The request | The entries below are to be repeated exactly as they stand.

**********

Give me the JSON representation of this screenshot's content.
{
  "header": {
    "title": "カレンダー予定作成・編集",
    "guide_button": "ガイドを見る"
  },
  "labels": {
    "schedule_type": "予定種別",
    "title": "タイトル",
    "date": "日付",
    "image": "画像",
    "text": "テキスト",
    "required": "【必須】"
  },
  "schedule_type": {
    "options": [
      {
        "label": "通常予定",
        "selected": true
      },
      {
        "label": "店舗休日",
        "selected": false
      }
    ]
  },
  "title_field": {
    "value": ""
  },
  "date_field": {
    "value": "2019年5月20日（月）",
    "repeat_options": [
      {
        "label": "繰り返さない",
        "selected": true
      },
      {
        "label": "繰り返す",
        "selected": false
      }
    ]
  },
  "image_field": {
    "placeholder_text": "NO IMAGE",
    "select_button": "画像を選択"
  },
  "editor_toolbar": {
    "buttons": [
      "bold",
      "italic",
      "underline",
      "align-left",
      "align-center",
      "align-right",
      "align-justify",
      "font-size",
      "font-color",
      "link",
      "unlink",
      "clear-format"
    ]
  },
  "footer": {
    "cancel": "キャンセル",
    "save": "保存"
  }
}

**********

Answer to this exercise |
Give me the JSON representation of this screenshot's content.
{
  "header": {
    "title": "カレンダー予定作成・編集",
    "guide_button": "ガイドを見る"
  },
  "labels": {
    "schedule_type": "予定種別",
    "title": "タイトル",
    "date": "日付",
    "image": "画像",
    "text": "テキスト",
    "required": "【必須】"
  },
  "schedule_type": {
    "options": [
      {
        "label": "通常予定",
        "selected": true
      },
      {
        "label": "店舗休日",
        "selected": false
      }
    ]
  },
  "title_field": {
    "value": ""
  },
  "date_field": {
    "value": "2019年5月20日（月）",
    "repeat_options": [
      {
        "label": "繰り返さない",
        "selected": true
      },
      {
        "label": "繰り返す",
        "selected": false
      }
    ]
  },
  "image_field": {
    "placeholder_text": "NO IMAGE",
    "select_button": "画像を選択"
  },
  "editor_toolbar": {
    "buttons": [
      "bold",
      "italic",
      "underline",
      "align-left",
      "align-center",
      "align-right",
      "align-justify",
      "font-size",
      "font-color",
      "link",
      "unlink",
      "clear-format"
    ]
  },
  "footer": {
    "cancel": "キャンセル",
    "save": "保存"
  }
}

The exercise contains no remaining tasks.